Description of the task:
Every line of the material is to be quoted verbatim, minus the pictures.

Dataset records
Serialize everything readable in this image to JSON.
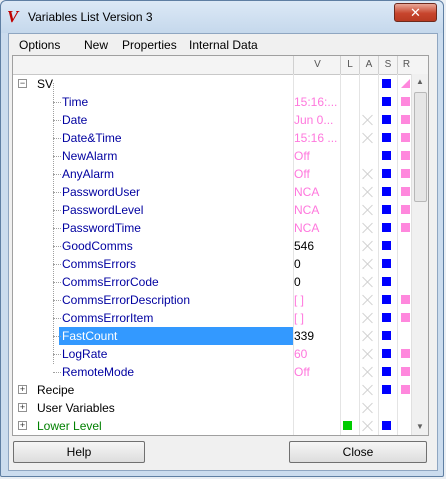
{
  "window": {
    "title": "Variables List Version 3",
    "close_label": "✕"
  },
  "menu": [
    "Options",
    "New",
    "Properties",
    "Internal Data"
  ],
  "columns": {
    "value": "V",
    "l": "L",
    "a": "A",
    "s": "S",
    "r": "R"
  },
  "tree": {
    "group": "SV",
    "items": [
      {
        "name": "Time",
        "value": "15:16:...",
        "value_color": "pink"
      },
      {
        "name": "Date",
        "value": "Jun 0...",
        "value_color": "pink"
      },
      {
        "name": "Date&Time",
        "value": "15:16 ...",
        "value_color": "pink"
      },
      {
        "name": "NewAlarm",
        "value": "Off",
        "value_color": "pink"
      },
      {
        "name": "AnyAlarm",
        "value": "Off",
        "value_color": "pink"
      },
      {
        "name": "PasswordUser",
        "value": "NCA",
        "value_color": "pink"
      },
      {
        "name": "PasswordLevel",
        "value": "NCA",
        "value_color": "pink"
      },
      {
        "name": "PasswordTime",
        "value": "NCA",
        "value_color": "pink"
      },
      {
        "name": "GoodComms",
        "value": "546",
        "value_color": "black"
      },
      {
        "name": "CommsErrors",
        "value": "0",
        "value_color": "black"
      },
      {
        "name": "CommsErrorCode",
        "value": "0",
        "value_color": "black"
      },
      {
        "name": "CommsErrorDescription",
        "value": "[ ]",
        "value_color": "pink"
      },
      {
        "name": "CommsErrorItem",
        "value": "[ ]",
        "value_color": "pink"
      },
      {
        "name": "FastCount",
        "value": "339",
        "value_color": "black",
        "selected": true
      },
      {
        "name": "LogRate",
        "value": "60",
        "value_color": "pink"
      },
      {
        "name": "RemoteMode",
        "value": "Off",
        "value_color": "pink"
      }
    ],
    "other_groups": [
      "Recipe",
      "User Variables",
      "Lower Level"
    ]
  },
  "buttons": {
    "help": "Help",
    "close": "Close"
  },
  "colors": {
    "selection": "#3399ff",
    "status_blue": "#0000ff",
    "status_pink": "#ff88dd",
    "status_green": "#00cc00",
    "value_pink": "#ff77dd",
    "child_text": "#0000a0",
    "lower_level_text": "#008000"
  }
}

Output of the task:
Serialize everything readable in this image to JSON.
{
  "window": {
    "title": "Variables List Version 3",
    "close_label": "✕"
  },
  "menu": [
    "Options",
    "New",
    "Properties",
    "Internal Data"
  ],
  "columns": {
    "value": "V",
    "l": "L",
    "a": "A",
    "s": "S",
    "r": "R"
  },
  "tree": {
    "group": "SV",
    "items": [
      {
        "name": "Time",
        "value": "15:16:...",
        "value_color": "pink"
      },
      {
        "name": "Date",
        "value": "Jun 0...",
        "value_color": "pink"
      },
      {
        "name": "Date&Time",
        "value": "15:16 ...",
        "value_color": "pink"
      },
      {
        "name": "NewAlarm",
        "value": "Off",
        "value_color": "pink"
      },
      {
        "name": "AnyAlarm",
        "value": "Off",
        "value_color": "pink"
      },
      {
        "name": "PasswordUser",
        "value": "NCA",
        "value_color": "pink"
      },
      {
        "name": "PasswordLevel",
        "value": "NCA",
        "value_color": "pink"
      },
      {
        "name": "PasswordTime",
        "value": "NCA",
        "value_color": "pink"
      },
      {
        "name": "GoodComms",
        "value": "546",
        "value_color": "black"
      },
      {
        "name": "CommsErrors",
        "value": "0",
        "value_color": "black"
      },
      {
        "name": "CommsErrorCode",
        "value": "0",
        "value_color": "black"
      },
      {
        "name": "CommsErrorDescription",
        "value": "[ ]",
        "value_color": "pink"
      },
      {
        "name": "CommsErrorItem",
        "value": "[ ]",
        "value_color": "pink"
      },
      {
        "name": "FastCount",
        "value": "339",
        "value_color": "black",
        "selected": true
      },
      {
        "name": "LogRate",
        "value": "60",
        "value_color": "pink"
      },
      {
        "name": "RemoteMode",
        "value": "Off",
        "value_color": "pink"
      }
    ],
    "other_groups": [
      "Recipe",
      "User Variables",
      "Lower Level"
    ]
  },
  "buttons": {
    "help": "Help",
    "close": "Close"
  },
  "colors": {
    "selection": "#3399ff",
    "status_blue": "#0000ff",
    "status_pink": "#ff88dd",
    "status_green": "#00cc00",
    "value_pink": "#ff77dd",
    "child_text": "#0000a0",
    "lower_level_text": "#008000"
  }
}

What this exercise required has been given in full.